PROBLEM DESCRIPTION — Rewrite each of the records with "bounding boxes" changed to "box coordinates", keeping everything else the same, and leave the pictures out.

------------------------------------

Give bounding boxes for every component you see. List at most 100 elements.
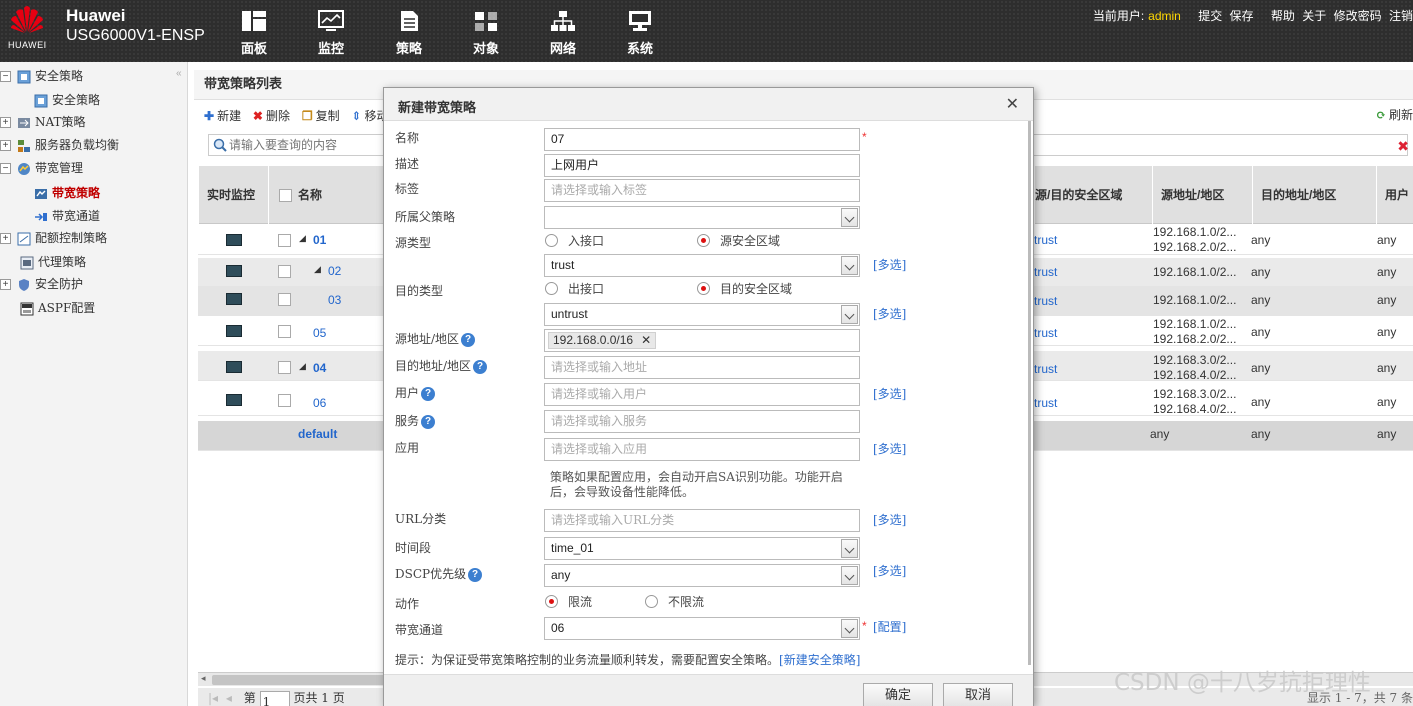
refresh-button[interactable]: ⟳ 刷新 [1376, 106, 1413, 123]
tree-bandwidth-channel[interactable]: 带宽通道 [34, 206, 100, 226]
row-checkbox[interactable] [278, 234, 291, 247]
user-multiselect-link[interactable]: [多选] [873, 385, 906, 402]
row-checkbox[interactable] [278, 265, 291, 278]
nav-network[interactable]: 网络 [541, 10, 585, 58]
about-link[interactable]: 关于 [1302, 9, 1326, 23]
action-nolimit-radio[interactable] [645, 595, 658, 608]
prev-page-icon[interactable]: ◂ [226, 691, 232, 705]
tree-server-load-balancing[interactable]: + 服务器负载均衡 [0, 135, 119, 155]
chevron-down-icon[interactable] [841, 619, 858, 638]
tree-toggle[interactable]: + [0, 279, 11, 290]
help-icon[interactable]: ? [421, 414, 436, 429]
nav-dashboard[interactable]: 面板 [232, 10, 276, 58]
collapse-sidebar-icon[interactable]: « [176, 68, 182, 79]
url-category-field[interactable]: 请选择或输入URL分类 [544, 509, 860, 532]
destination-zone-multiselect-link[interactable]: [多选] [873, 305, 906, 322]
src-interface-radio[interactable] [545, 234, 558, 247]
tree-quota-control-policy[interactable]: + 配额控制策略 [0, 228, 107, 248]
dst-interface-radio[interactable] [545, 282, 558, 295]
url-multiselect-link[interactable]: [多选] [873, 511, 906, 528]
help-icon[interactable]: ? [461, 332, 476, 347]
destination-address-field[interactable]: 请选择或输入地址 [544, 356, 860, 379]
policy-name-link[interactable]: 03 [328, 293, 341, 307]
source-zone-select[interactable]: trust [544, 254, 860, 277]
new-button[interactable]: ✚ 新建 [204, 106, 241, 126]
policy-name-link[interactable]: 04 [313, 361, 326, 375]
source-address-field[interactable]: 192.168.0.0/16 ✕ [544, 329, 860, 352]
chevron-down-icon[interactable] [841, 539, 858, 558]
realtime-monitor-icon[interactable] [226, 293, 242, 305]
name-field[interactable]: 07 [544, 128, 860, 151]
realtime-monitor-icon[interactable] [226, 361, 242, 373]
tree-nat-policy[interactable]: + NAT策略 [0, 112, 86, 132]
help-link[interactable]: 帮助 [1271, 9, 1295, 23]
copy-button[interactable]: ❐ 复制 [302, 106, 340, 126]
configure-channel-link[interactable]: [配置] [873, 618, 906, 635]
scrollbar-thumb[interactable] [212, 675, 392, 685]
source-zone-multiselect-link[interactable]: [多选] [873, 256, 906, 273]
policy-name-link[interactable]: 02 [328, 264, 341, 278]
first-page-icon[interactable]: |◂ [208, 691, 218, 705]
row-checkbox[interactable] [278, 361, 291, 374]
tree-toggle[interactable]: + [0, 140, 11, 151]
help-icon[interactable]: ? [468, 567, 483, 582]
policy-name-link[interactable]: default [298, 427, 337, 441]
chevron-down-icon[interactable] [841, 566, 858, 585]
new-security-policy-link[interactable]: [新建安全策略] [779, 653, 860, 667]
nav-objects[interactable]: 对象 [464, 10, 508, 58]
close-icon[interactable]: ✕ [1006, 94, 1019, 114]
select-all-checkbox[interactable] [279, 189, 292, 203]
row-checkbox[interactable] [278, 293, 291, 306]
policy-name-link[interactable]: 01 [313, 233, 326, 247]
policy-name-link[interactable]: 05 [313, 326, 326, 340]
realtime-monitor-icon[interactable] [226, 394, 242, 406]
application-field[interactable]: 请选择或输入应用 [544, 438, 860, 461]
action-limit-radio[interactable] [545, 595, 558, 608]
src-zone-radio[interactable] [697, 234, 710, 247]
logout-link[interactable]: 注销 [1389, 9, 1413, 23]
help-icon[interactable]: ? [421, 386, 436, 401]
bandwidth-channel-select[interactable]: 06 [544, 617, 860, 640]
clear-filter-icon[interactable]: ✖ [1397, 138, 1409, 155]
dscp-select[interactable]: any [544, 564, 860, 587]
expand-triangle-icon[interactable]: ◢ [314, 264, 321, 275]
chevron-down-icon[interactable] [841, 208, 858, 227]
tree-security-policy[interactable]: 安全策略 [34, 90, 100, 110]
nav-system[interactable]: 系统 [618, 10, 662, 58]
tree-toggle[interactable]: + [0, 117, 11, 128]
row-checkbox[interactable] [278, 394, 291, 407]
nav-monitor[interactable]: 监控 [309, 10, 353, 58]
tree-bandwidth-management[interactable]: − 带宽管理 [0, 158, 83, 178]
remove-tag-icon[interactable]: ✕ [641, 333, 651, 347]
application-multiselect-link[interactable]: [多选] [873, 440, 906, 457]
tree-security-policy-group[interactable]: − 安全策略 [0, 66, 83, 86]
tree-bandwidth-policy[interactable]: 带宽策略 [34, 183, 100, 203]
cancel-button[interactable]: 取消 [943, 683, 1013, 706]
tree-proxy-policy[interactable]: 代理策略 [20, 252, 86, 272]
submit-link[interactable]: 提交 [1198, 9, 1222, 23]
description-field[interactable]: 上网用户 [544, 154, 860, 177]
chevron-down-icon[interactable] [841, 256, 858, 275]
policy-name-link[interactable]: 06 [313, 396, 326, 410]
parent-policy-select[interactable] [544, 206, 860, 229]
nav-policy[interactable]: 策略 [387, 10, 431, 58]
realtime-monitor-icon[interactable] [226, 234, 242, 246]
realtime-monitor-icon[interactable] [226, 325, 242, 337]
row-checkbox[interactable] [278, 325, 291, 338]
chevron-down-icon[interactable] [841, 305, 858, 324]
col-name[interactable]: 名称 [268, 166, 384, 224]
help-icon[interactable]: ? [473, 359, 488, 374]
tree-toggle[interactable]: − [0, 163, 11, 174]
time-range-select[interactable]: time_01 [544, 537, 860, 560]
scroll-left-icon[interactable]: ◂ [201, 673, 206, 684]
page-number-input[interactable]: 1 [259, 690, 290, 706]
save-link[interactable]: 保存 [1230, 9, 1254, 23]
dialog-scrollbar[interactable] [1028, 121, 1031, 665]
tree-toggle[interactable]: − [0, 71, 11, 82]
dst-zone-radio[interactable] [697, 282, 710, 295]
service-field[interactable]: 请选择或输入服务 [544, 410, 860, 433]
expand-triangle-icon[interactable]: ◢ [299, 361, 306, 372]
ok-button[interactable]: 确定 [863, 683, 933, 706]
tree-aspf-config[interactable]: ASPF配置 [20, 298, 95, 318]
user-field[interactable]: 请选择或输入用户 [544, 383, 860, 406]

------------------------------------

SOLUTION FOR THIS TASK —
Give box coordinates for every component you see. List at most 100 elements.
refresh-button[interactable]: ⟳ 刷新 [1376, 106, 1413, 123]
tree-bandwidth-channel[interactable]: 带宽通道 [34, 206, 100, 226]
row-checkbox[interactable] [278, 234, 291, 247]
user-multiselect-link[interactable]: [多选] [873, 385, 906, 402]
row-checkbox[interactable] [278, 265, 291, 278]
nav-network[interactable]: 网络 [541, 10, 585, 58]
about-link[interactable]: 关于 [1302, 9, 1326, 23]
action-nolimit-radio[interactable] [645, 595, 658, 608]
prev-page-icon[interactable]: ◂ [226, 691, 232, 705]
tree-server-load-balancing[interactable]: + 服务器负载均衡 [0, 135, 119, 155]
chevron-down-icon[interactable] [841, 619, 858, 638]
tree-toggle[interactable]: + [0, 279, 11, 290]
help-icon[interactable]: ? [421, 414, 436, 429]
nav-dashboard[interactable]: 面板 [232, 10, 276, 58]
collapse-sidebar-icon[interactable]: « [176, 68, 182, 79]
url-category-field[interactable]: 请选择或输入URL分类 [544, 509, 860, 532]
destination-zone-multiselect-link[interactable]: [多选] [873, 305, 906, 322]
src-interface-radio[interactable] [545, 234, 558, 247]
tree-quota-control-policy[interactable]: + 配额控制策略 [0, 228, 107, 248]
dst-interface-radio[interactable] [545, 282, 558, 295]
url-multiselect-link[interactable]: [多选] [873, 511, 906, 528]
help-icon[interactable]: ? [461, 332, 476, 347]
destination-address-field[interactable]: 请选择或输入地址 [544, 356, 860, 379]
policy-name-link[interactable]: 03 [328, 293, 341, 307]
source-zone-select[interactable]: trust [544, 254, 860, 277]
new-button[interactable]: ✚ 新建 [204, 106, 241, 126]
policy-name-link[interactable]: 04 [313, 361, 326, 375]
source-address-field[interactable]: 192.168.0.0/16 ✕ [544, 329, 860, 352]
chevron-down-icon[interactable] [841, 539, 858, 558]
realtime-monitor-icon[interactable] [226, 293, 242, 305]
name-field[interactable]: 07 [544, 128, 860, 151]
realtime-monitor-icon[interactable] [226, 361, 242, 373]
tree-nat-policy[interactable]: + NAT策略 [0, 112, 86, 132]
help-link[interactable]: 帮助 [1271, 9, 1295, 23]
copy-button[interactable]: ❐ 复制 [302, 106, 340, 126]
configure-channel-link[interactable]: [配置] [873, 618, 906, 635]
scrollbar-thumb[interactable] [212, 675, 392, 685]
source-zone-multiselect-link[interactable]: [多选] [873, 256, 906, 273]
policy-name-link[interactable]: 02 [328, 264, 341, 278]
first-page-icon[interactable]: |◂ [208, 691, 218, 705]
row-checkbox[interactable] [278, 361, 291, 374]
tree-toggle[interactable]: + [0, 140, 11, 151]
help-icon[interactable]: ? [468, 567, 483, 582]
policy-name-link[interactable]: default [298, 427, 337, 441]
chevron-down-icon[interactable] [841, 566, 858, 585]
new-security-policy-link[interactable]: [新建安全策略] [779, 653, 860, 667]
nav-objects[interactable]: 对象 [464, 10, 508, 58]
close-icon[interactable]: ✕ [1006, 94, 1019, 114]
select-all-checkbox[interactable] [279, 189, 292, 203]
row-checkbox[interactable] [278, 293, 291, 306]
policy-name-link[interactable]: 01 [313, 233, 326, 247]
policy-name-link[interactable]: 05 [313, 326, 326, 340]
realtime-monitor-icon[interactable] [226, 394, 242, 406]
application-field[interactable]: 请选择或输入应用 [544, 438, 860, 461]
action-limit-radio[interactable] [545, 595, 558, 608]
src-zone-radio[interactable] [697, 234, 710, 247]
logout-link[interactable]: 注销 [1389, 9, 1413, 23]
help-icon[interactable]: ? [421, 386, 436, 401]
bandwidth-channel-select[interactable]: 06 [544, 617, 860, 640]
clear-filter-icon[interactable]: ✖ [1397, 138, 1409, 155]
dscp-select[interactable]: any [544, 564, 860, 587]
expand-triangle-icon[interactable]: ◢ [314, 264, 321, 275]
chevron-down-icon[interactable] [841, 208, 858, 227]
tree-security-policy[interactable]: 安全策略 [34, 90, 100, 110]
nav-system[interactable]: 系统 [618, 10, 662, 58]
tree-toggle[interactable]: + [0, 117, 11, 128]
row-checkbox[interactable] [278, 394, 291, 407]
nav-monitor[interactable]: 监控 [309, 10, 353, 58]
tree-bandwidth-management[interactable]: − 带宽管理 [0, 158, 83, 178]
remove-tag-icon[interactable]: ✕ [641, 333, 651, 347]
application-multiselect-link[interactable]: [多选] [873, 440, 906, 457]
tree-security-policy-group[interactable]: − 安全策略 [0, 66, 83, 86]
tree-bandwidth-policy[interactable]: 带宽策略 [34, 183, 100, 203]
cancel-button[interactable]: 取消 [943, 683, 1013, 706]
tree-proxy-policy[interactable]: 代理策略 [20, 252, 86, 272]
submit-link[interactable]: 提交 [1198, 9, 1222, 23]
description-field[interactable]: 上网用户 [544, 154, 860, 177]
chevron-down-icon[interactable] [841, 256, 858, 275]
policy-name-link[interactable]: 06 [313, 396, 326, 410]
parent-policy-select[interactable] [544, 206, 860, 229]
nav-policy[interactable]: 策略 [387, 10, 431, 58]
realtime-monitor-icon[interactable] [226, 234, 242, 246]
realtime-monitor-icon[interactable] [226, 325, 242, 337]
row-checkbox[interactable] [278, 325, 291, 338]
chevron-down-icon[interactable] [841, 305, 858, 324]
col-name[interactable]: 名称 [268, 166, 384, 224]
help-icon[interactable]: ? [473, 359, 488, 374]
tree-toggle[interactable]: − [0, 163, 11, 174]
time-range-select[interactable]: time_01 [544, 537, 860, 560]
scroll-left-icon[interactable]: ◂ [201, 673, 206, 684]
page-number-input[interactable]: 1 [259, 690, 290, 706]
save-link[interactable]: 保存 [1230, 9, 1254, 23]
dialog-scrollbar[interactable] [1028, 121, 1031, 665]
tree-toggle[interactable]: − [0, 71, 11, 82]
dst-zone-radio[interactable] [697, 282, 710, 295]
service-field[interactable]: 请选择或输入服务 [544, 410, 860, 433]
expand-triangle-icon[interactable]: ◢ [299, 361, 306, 372]
ok-button[interactable]: 确定 [863, 683, 933, 706]
tree-aspf-config[interactable]: ASPF配置 [20, 298, 95, 318]
user-field[interactable]: 请选择或输入用户 [544, 383, 860, 406]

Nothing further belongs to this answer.